* Source material
↓↓↓
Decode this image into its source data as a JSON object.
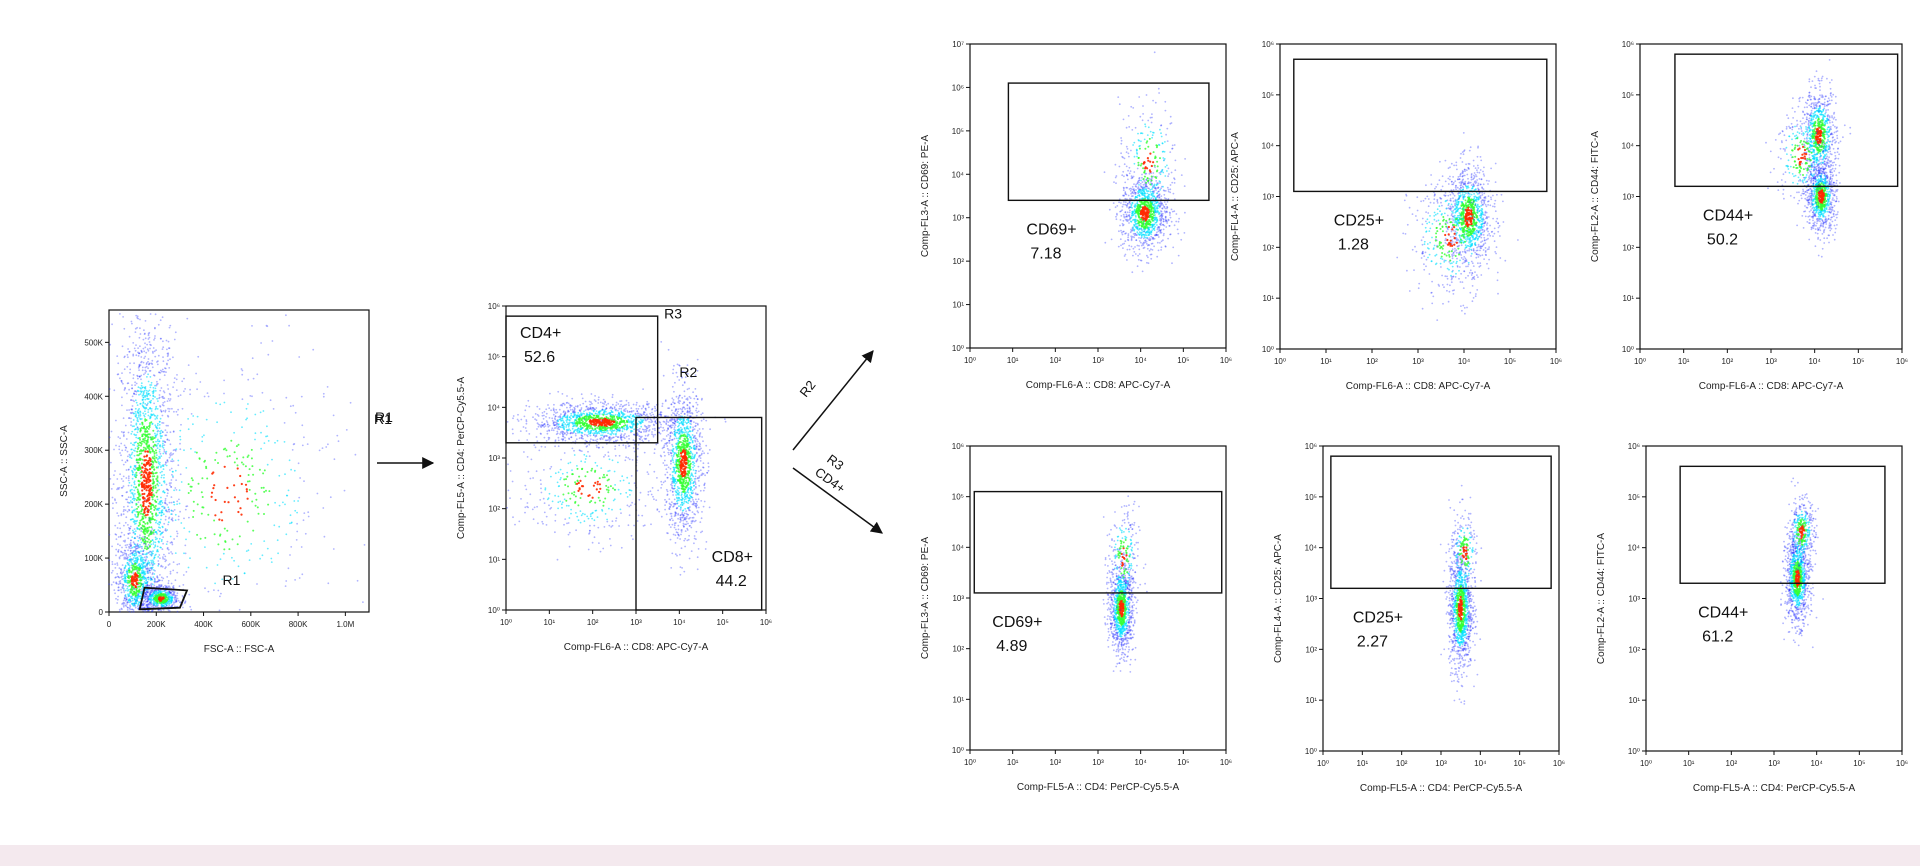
{
  "colors": {
    "density_low": "#1f2cff",
    "density_mid": "#00e0ff",
    "density_high": "#33ff33",
    "density_peak": "#ff2a00",
    "gate_line": "#111111",
    "bottom_band": "#f4e9ee"
  },
  "chart_data": [
    {
      "id": "fsc-ssc",
      "type": "scatter",
      "xlabel": "FSC-A :: FSC-A",
      "ylabel": "SSC-A :: SSC-A",
      "scale": "linear",
      "xlim": [
        0,
        1100000
      ],
      "ylim": [
        0,
        560000
      ],
      "x_ticks": [
        0,
        200000,
        400000,
        600000,
        800000,
        1000000
      ],
      "x_tick_labels": [
        "0",
        "200K",
        "400K",
        "600K",
        "800K",
        "1.0M"
      ],
      "y_ticks": [
        0,
        100000,
        200000,
        300000,
        400000,
        500000
      ],
      "y_tick_labels": [
        "0",
        "100K",
        "200K",
        "300K",
        "400K",
        "500K"
      ],
      "gates": [
        {
          "name": "R1",
          "kind": "polygon",
          "points": [
            [
              130000,
              5000
            ],
            [
              300000,
              8000
            ],
            [
              330000,
              40000
            ],
            [
              150000,
              45000
            ]
          ]
        }
      ],
      "populations": [
        {
          "x": 160000,
          "y": 240000,
          "sx": 60000,
          "sy": 160000,
          "n": 1900
        },
        {
          "x": 110000,
          "y": 60000,
          "sx": 40000,
          "sy": 40000,
          "n": 700
        },
        {
          "x": 220000,
          "y": 25000,
          "sx": 40000,
          "sy": 12000,
          "n": 550
        },
        {
          "x": 500000,
          "y": 220000,
          "sx": 240000,
          "sy": 140000,
          "n": 450
        }
      ],
      "labels": [
        {
          "text": "R1",
          "at": [
            480000,
            50000
          ]
        },
        {
          "text": "R1",
          "at": "outside-right"
        }
      ]
    },
    {
      "id": "cd4-cd8",
      "type": "scatter",
      "xlabel": "Comp-FL6-A :: CD8: APC-Cy7-A",
      "ylabel": "Comp-FL5-A :: CD4: PerCP-Cy5.5-A",
      "scale": "log",
      "xlim": [
        0,
        6
      ],
      "ylim": [
        0,
        6
      ],
      "x_ticks": [
        0,
        1,
        2,
        3,
        4,
        5,
        6
      ],
      "y_ticks": [
        0,
        1,
        2,
        3,
        4,
        5,
        6
      ],
      "gates": [
        {
          "name": "CD4+",
          "percent": "52.6",
          "region": "R3",
          "kind": "rect",
          "x": [
            0,
            3.5
          ],
          "y": [
            3.3,
            5.8
          ]
        },
        {
          "name": "CD8+",
          "percent": "44.2",
          "region": "R2",
          "kind": "rect",
          "x": [
            3.0,
            5.9
          ],
          "y": [
            0,
            3.8
          ]
        }
      ],
      "populations": [
        {
          "x": 2.2,
          "y": 3.7,
          "sx": 0.8,
          "sy": 0.2,
          "n": 1300
        },
        {
          "x": 4.1,
          "y": 2.9,
          "sx": 0.22,
          "sy": 0.75,
          "n": 1200
        },
        {
          "x": 1.9,
          "y": 2.4,
          "sx": 0.8,
          "sy": 0.55,
          "n": 350
        }
      ],
      "labels": [
        {
          "text": "R3",
          "at": [
            3.65,
            5.75
          ]
        },
        {
          "text": "R2",
          "at": [
            4.0,
            4.6
          ]
        }
      ]
    },
    {
      "id": "cd8-cd69",
      "type": "scatter",
      "xlabel": "Comp-FL6-A :: CD8: APC-Cy7-A",
      "ylabel": "Comp-FL3-A :: CD69: PE-A",
      "scale": "log",
      "xlim": [
        0,
        6
      ],
      "ylim": [
        0,
        7
      ],
      "x_ticks": [
        0,
        1,
        2,
        3,
        4,
        5,
        6
      ],
      "y_ticks": [
        0,
        1,
        2,
        3,
        4,
        5,
        6,
        7
      ],
      "gates": [
        {
          "name": "CD69+",
          "percent": "7.18",
          "kind": "rect",
          "x": [
            0.9,
            5.6
          ],
          "y": [
            3.4,
            6.1
          ]
        }
      ],
      "populations": [
        {
          "x": 4.1,
          "y": 3.1,
          "sx": 0.28,
          "sy": 0.45,
          "n": 1000
        },
        {
          "x": 4.2,
          "y": 4.3,
          "sx": 0.35,
          "sy": 0.7,
          "n": 250
        }
      ],
      "labels": []
    },
    {
      "id": "cd8-cd25",
      "type": "scatter",
      "xlabel": "Comp-FL6-A :: CD8: APC-Cy7-A",
      "ylabel": "Comp-FL4-A :: CD25: APC-A",
      "scale": "log",
      "xlim": [
        0,
        6
      ],
      "ylim": [
        0,
        6
      ],
      "x_ticks": [
        0,
        1,
        2,
        3,
        4,
        5,
        6
      ],
      "y_ticks": [
        0,
        1,
        2,
        3,
        4,
        5,
        6
      ],
      "gates": [
        {
          "name": "CD25+",
          "percent": "1.28",
          "kind": "rect",
          "x": [
            0.3,
            5.8
          ],
          "y": [
            3.1,
            5.7
          ]
        }
      ],
      "populations": [
        {
          "x": 4.1,
          "y": 2.6,
          "sx": 0.25,
          "sy": 0.5,
          "n": 1000
        },
        {
          "x": 3.7,
          "y": 2.2,
          "sx": 0.45,
          "sy": 0.6,
          "n": 350
        }
      ],
      "labels": []
    },
    {
      "id": "cd8-cd44",
      "type": "scatter",
      "xlabel": "Comp-FL6-A :: CD8: APC-Cy7-A",
      "ylabel": "Comp-FL2-A :: CD44: FITC-A",
      "scale": "log",
      "xlim": [
        0,
        6
      ],
      "ylim": [
        0,
        6
      ],
      "x_ticks": [
        0,
        1,
        2,
        3,
        4,
        5,
        6
      ],
      "y_ticks": [
        0,
        1,
        2,
        3,
        4,
        5,
        6
      ],
      "gates": [
        {
          "name": "CD44+",
          "percent": "50.2",
          "kind": "rect",
          "x": [
            0.8,
            5.9
          ],
          "y": [
            3.2,
            5.8
          ]
        }
      ],
      "populations": [
        {
          "x": 4.15,
          "y": 3.0,
          "sx": 0.17,
          "sy": 0.35,
          "n": 800
        },
        {
          "x": 4.1,
          "y": 4.2,
          "sx": 0.2,
          "sy": 0.45,
          "n": 750
        },
        {
          "x": 3.7,
          "y": 3.8,
          "sx": 0.3,
          "sy": 0.5,
          "n": 250
        }
      ],
      "labels": []
    },
    {
      "id": "cd4-cd69",
      "type": "scatter",
      "xlabel": "Comp-FL5-A :: CD4: PerCP-Cy5.5-A",
      "ylabel": "Comp-FL3-A :: CD69: PE-A",
      "scale": "log",
      "xlim": [
        0,
        6
      ],
      "ylim": [
        0,
        6
      ],
      "x_ticks": [
        0,
        1,
        2,
        3,
        4,
        5,
        6
      ],
      "y_ticks": [
        0,
        1,
        2,
        3,
        4,
        5,
        6
      ],
      "gates": [
        {
          "name": "CD69+",
          "percent": "4.89",
          "kind": "rect",
          "x": [
            0.1,
            5.9
          ],
          "y": [
            3.1,
            5.1
          ]
        }
      ],
      "populations": [
        {
          "x": 3.55,
          "y": 2.8,
          "sx": 0.14,
          "sy": 0.45,
          "n": 1000
        },
        {
          "x": 3.6,
          "y": 3.8,
          "sx": 0.18,
          "sy": 0.5,
          "n": 200
        }
      ],
      "labels": []
    },
    {
      "id": "cd4-cd25",
      "type": "scatter",
      "xlabel": "Comp-FL5-A :: CD4: PerCP-Cy5.5-A",
      "ylabel": "Comp-FL4-A :: CD25: APC-A",
      "scale": "log",
      "xlim": [
        0,
        6
      ],
      "ylim": [
        0,
        6
      ],
      "x_ticks": [
        0,
        1,
        2,
        3,
        4,
        5,
        6
      ],
      "y_ticks": [
        0,
        1,
        2,
        3,
        4,
        5,
        6
      ],
      "gates": [
        {
          "name": "CD25+",
          "percent": "2.27",
          "kind": "rect",
          "x": [
            0.2,
            5.8
          ],
          "y": [
            3.2,
            5.8
          ]
        }
      ],
      "populations": [
        {
          "x": 3.5,
          "y": 2.8,
          "sx": 0.15,
          "sy": 0.6,
          "n": 1100
        },
        {
          "x": 3.6,
          "y": 3.9,
          "sx": 0.18,
          "sy": 0.4,
          "n": 200
        }
      ],
      "labels": []
    },
    {
      "id": "cd4-cd44",
      "type": "scatter",
      "xlabel": "Comp-FL5-A :: CD4: PerCP-Cy5.5-A",
      "ylabel": "Comp-FL2-A :: CD44: FITC-A",
      "scale": "log",
      "xlim": [
        0,
        6
      ],
      "ylim": [
        0,
        6
      ],
      "x_ticks": [
        0,
        1,
        2,
        3,
        4,
        5,
        6
      ],
      "y_ticks": [
        0,
        1,
        2,
        3,
        4,
        5,
        6
      ],
      "gates": [
        {
          "name": "CD44+",
          "percent": "61.2",
          "kind": "rect",
          "x": [
            0.8,
            5.6
          ],
          "y": [
            3.3,
            5.6
          ]
        }
      ],
      "populations": [
        {
          "x": 3.55,
          "y": 3.4,
          "sx": 0.14,
          "sy": 0.45,
          "n": 1000
        },
        {
          "x": 3.65,
          "y": 4.3,
          "sx": 0.16,
          "sy": 0.35,
          "n": 350
        }
      ],
      "labels": []
    }
  ],
  "flow": {
    "r1_arrow_label": "R1",
    "r2_arrow_label": "R2",
    "r3_arrow_label": "R3",
    "r3_arrow_sublabel": "CD4+"
  }
}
↑↑↑
* Stated task
Go through the material and select each line with the string "percent" in it.

* Response to this exercise
          "percent": "52.6",
          "percent": "44.2",
          "percent": "7.18",
          "percent": "1.28",
          "percent": "50.2",
          "percent": "4.89",
          "percent": "2.27",
          "percent": "61.2",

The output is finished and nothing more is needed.